### Required task:
Reproduce the listing below in its entirety. Change nothing.

### Given data:
━━━━━━━━━━━━━━━━━━━━

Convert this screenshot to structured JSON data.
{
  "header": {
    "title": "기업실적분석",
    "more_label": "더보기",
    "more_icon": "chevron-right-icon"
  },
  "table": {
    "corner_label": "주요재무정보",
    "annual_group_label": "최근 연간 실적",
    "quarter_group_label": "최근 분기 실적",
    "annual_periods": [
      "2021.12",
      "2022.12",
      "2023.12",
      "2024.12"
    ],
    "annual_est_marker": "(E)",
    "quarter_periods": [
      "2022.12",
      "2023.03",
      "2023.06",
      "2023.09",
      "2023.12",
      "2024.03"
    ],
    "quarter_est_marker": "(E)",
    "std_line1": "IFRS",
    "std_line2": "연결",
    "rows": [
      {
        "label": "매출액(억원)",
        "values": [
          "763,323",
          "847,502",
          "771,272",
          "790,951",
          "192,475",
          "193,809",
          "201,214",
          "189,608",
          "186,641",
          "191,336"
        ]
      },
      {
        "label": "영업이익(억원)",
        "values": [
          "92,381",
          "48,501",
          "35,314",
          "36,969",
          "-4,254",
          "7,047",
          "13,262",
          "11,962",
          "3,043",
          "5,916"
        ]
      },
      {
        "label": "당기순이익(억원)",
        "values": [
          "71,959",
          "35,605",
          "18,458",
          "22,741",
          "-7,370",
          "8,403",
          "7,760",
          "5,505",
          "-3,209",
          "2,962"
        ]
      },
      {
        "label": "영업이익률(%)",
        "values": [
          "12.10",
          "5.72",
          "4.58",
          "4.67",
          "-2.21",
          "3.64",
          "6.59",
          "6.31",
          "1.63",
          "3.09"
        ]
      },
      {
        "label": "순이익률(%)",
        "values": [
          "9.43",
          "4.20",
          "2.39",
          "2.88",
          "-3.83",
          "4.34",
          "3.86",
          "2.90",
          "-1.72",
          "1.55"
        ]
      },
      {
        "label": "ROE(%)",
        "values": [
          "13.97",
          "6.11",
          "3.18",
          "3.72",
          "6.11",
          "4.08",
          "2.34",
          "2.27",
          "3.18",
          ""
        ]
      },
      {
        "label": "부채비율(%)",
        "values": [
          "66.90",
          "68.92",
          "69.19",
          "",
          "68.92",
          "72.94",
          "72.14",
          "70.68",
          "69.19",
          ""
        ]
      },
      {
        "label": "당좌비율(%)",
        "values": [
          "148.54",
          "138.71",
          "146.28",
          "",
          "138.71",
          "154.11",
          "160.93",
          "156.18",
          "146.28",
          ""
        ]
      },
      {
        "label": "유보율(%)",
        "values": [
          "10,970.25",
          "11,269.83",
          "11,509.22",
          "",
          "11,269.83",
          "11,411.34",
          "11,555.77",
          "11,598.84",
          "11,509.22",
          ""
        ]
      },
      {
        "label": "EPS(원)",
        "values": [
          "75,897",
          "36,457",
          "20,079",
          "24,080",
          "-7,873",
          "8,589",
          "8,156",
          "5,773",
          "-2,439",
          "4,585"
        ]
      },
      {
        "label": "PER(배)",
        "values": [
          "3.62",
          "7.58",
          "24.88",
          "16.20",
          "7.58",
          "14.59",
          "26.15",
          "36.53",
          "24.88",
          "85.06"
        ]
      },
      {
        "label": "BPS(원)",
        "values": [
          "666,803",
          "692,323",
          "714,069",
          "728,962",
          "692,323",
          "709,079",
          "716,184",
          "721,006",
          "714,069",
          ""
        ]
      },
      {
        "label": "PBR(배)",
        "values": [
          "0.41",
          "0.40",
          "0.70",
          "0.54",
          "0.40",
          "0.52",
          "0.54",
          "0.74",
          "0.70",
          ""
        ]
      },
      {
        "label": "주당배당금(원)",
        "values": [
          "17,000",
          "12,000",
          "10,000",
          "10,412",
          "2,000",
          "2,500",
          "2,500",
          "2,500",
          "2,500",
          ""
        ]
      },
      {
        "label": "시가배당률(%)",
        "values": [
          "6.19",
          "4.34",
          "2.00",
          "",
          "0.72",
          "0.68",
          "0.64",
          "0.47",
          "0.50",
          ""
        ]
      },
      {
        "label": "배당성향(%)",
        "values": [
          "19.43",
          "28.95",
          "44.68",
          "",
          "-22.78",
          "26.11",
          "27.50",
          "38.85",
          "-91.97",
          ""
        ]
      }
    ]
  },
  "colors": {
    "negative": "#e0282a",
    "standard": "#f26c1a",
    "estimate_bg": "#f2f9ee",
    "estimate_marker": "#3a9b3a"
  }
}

━━━━━━━━━━━━━━━━━━━━

### Task response:
Convert this screenshot to structured JSON data.
{
  "header": {
    "title": "기업실적분석",
    "more_label": "더보기",
    "more_icon": "chevron-right-icon"
  },
  "table": {
    "corner_label": "주요재무정보",
    "annual_group_label": "최근 연간 실적",
    "quarter_group_label": "최근 분기 실적",
    "annual_periods": [
      "2021.12",
      "2022.12",
      "2023.12",
      "2024.12"
    ],
    "annual_est_marker": "(E)",
    "quarter_periods": [
      "2022.12",
      "2023.03",
      "2023.06",
      "2023.09",
      "2023.12",
      "2024.03"
    ],
    "quarter_est_marker": "(E)",
    "std_line1": "IFRS",
    "std_line2": "연결",
    "rows": [
      {
        "label": "매출액(억원)",
        "values": [
          "763,323",
          "847,502",
          "771,272",
          "790,951",
          "192,475",
          "193,809",
          "201,214",
          "189,608",
          "186,641",
          "191,336"
        ]
      },
      {
        "label": "영업이익(억원)",
        "values": [
          "92,381",
          "48,501",
          "35,314",
          "36,969",
          "-4,254",
          "7,047",
          "13,262",
          "11,962",
          "3,043",
          "5,916"
        ]
      },
      {
        "label": "당기순이익(억원)",
        "values": [
          "71,959",
          "35,605",
          "18,458",
          "22,741",
          "-7,370",
          "8,403",
          "7,760",
          "5,505",
          "-3,209",
          "2,962"
        ]
      },
      {
        "label": "영업이익률(%)",
        "values": [
          "12.10",
          "5.72",
          "4.58",
          "4.67",
          "-2.21",
          "3.64",
          "6.59",
          "6.31",
          "1.63",
          "3.09"
        ]
      },
      {
        "label": "순이익률(%)",
        "values": [
          "9.43",
          "4.20",
          "2.39",
          "2.88",
          "-3.83",
          "4.34",
          "3.86",
          "2.90",
          "-1.72",
          "1.55"
        ]
      },
      {
        "label": "ROE(%)",
        "values": [
          "13.97",
          "6.11",
          "3.18",
          "3.72",
          "6.11",
          "4.08",
          "2.34",
          "2.27",
          "3.18",
          ""
        ]
      },
      {
        "label": "부채비율(%)",
        "values": [
          "66.90",
          "68.92",
          "69.19",
          "",
          "68.92",
          "72.94",
          "72.14",
          "70.68",
          "69.19",
          ""
        ]
      },
      {
        "label": "당좌비율(%)",
        "values": [
          "148.54",
          "138.71",
          "146.28",
          "",
          "138.71",
          "154.11",
          "160.93",
          "156.18",
          "146.28",
          ""
        ]
      },
      {
        "label": "유보율(%)",
        "values": [
          "10,970.25",
          "11,269.83",
          "11,509.22",
          "",
          "11,269.83",
          "11,411.34",
          "11,555.77",
          "11,598.84",
          "11,509.22",
          ""
        ]
      },
      {
        "label": "EPS(원)",
        "values": [
          "75,897",
          "36,457",
          "20,079",
          "24,080",
          "-7,873",
          "8,589",
          "8,156",
          "5,773",
          "-2,439",
          "4,585"
        ]
      },
      {
        "label": "PER(배)",
        "values": [
          "3.62",
          "7.58",
          "24.88",
          "16.20",
          "7.58",
          "14.59",
          "26.15",
          "36.53",
          "24.88",
          "85.06"
        ]
      },
      {
        "label": "BPS(원)",
        "values": [
          "666,803",
          "692,323",
          "714,069",
          "728,962",
          "692,323",
          "709,079",
          "716,184",
          "721,006",
          "714,069",
          ""
        ]
      },
      {
        "label": "PBR(배)",
        "values": [
          "0.41",
          "0.40",
          "0.70",
          "0.54",
          "0.40",
          "0.52",
          "0.54",
          "0.74",
          "0.70",
          ""
        ]
      },
      {
        "label": "주당배당금(원)",
        "values": [
          "17,000",
          "12,000",
          "10,000",
          "10,412",
          "2,000",
          "2,500",
          "2,500",
          "2,500",
          "2,500",
          ""
        ]
      },
      {
        "label": "시가배당률(%)",
        "values": [
          "6.19",
          "4.34",
          "2.00",
          "",
          "0.72",
          "0.68",
          "0.64",
          "0.47",
          "0.50",
          ""
        ]
      },
      {
        "label": "배당성향(%)",
        "values": [
          "19.43",
          "28.95",
          "44.68",
          "",
          "-22.78",
          "26.11",
          "27.50",
          "38.85",
          "-91.97",
          ""
        ]
      }
    ]
  },
  "colors": {
    "negative": "#e0282a",
    "standard": "#f26c1a",
    "estimate_bg": "#f2f9ee",
    "estimate_marker": "#3a9b3a"
  }
}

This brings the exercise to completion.